RECORDS Start Marker

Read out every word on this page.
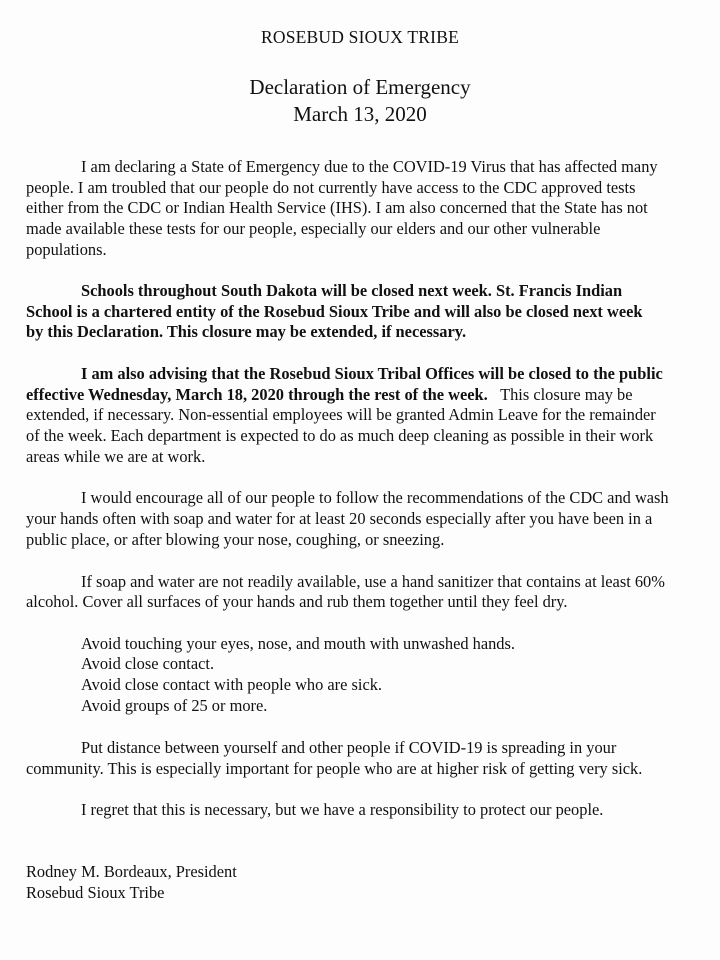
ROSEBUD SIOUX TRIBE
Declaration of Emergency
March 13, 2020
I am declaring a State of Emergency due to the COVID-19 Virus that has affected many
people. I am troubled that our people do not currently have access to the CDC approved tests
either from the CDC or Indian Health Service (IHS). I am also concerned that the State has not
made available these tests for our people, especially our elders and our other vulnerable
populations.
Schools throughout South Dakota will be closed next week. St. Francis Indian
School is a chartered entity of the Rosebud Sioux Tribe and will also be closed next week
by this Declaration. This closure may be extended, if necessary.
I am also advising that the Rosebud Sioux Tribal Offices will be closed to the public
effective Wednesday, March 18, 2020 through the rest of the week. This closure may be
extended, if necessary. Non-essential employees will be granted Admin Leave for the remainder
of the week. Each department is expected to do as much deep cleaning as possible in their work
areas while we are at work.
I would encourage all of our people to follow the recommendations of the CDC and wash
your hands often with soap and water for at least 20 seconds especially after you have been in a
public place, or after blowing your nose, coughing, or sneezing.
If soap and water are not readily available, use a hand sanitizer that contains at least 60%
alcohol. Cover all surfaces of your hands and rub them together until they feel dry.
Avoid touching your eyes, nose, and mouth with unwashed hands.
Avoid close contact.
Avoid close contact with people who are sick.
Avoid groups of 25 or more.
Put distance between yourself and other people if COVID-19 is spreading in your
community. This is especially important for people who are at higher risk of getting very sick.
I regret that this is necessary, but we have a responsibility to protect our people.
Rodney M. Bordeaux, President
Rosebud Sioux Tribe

RECORDS End Marker

▶ TASK STATEMENT: Give back the material above exactly, without pictures.

▶ REPLY TO THE TASK:
Read out every word on this page.
ROSEBUD SIOUX TRIBE
Declaration of Emergency
March 13, 2020
I am declaring a State of Emergency due to the COVID-19 Virus that has affected many
people. I am troubled that our people do not currently have access to the CDC approved tests
either from the CDC or Indian Health Service (IHS). I am also concerned that the State has not
made available these tests for our people, especially our elders and our other vulnerable
populations.
Schools throughout South Dakota will be closed next week. St. Francis Indian
School is a chartered entity of the Rosebud Sioux Tribe and will also be closed next week
by this Declaration. This closure may be extended, if necessary.
I am also advising that the Rosebud Sioux Tribal Offices will be closed to the public
effective Wednesday, March 18, 2020 through the rest of the week. This closure may be
extended, if necessary. Non-essential employees will be granted Admin Leave for the remainder
of the week. Each department is expected to do as much deep cleaning as possible in their work
areas while we are at work.
I would encourage all of our people to follow the recommendations of the CDC and wash
your hands often with soap and water for at least 20 seconds especially after you have been in a
public place, or after blowing your nose, coughing, or sneezing.
If soap and water are not readily available, use a hand sanitizer that contains at least 60%
alcohol. Cover all surfaces of your hands and rub them together until they feel dry.
Avoid touching your eyes, nose, and mouth with unwashed hands.
Avoid close contact.
Avoid close contact with people who are sick.
Avoid groups of 25 or more.
Put distance between yourself and other people if COVID-19 is spreading in your
community. This is especially important for people who are at higher risk of getting very sick.
I regret that this is necessary, but we have a responsibility to protect our people.
Rodney M. Bordeaux, President
Rosebud Sioux Tribe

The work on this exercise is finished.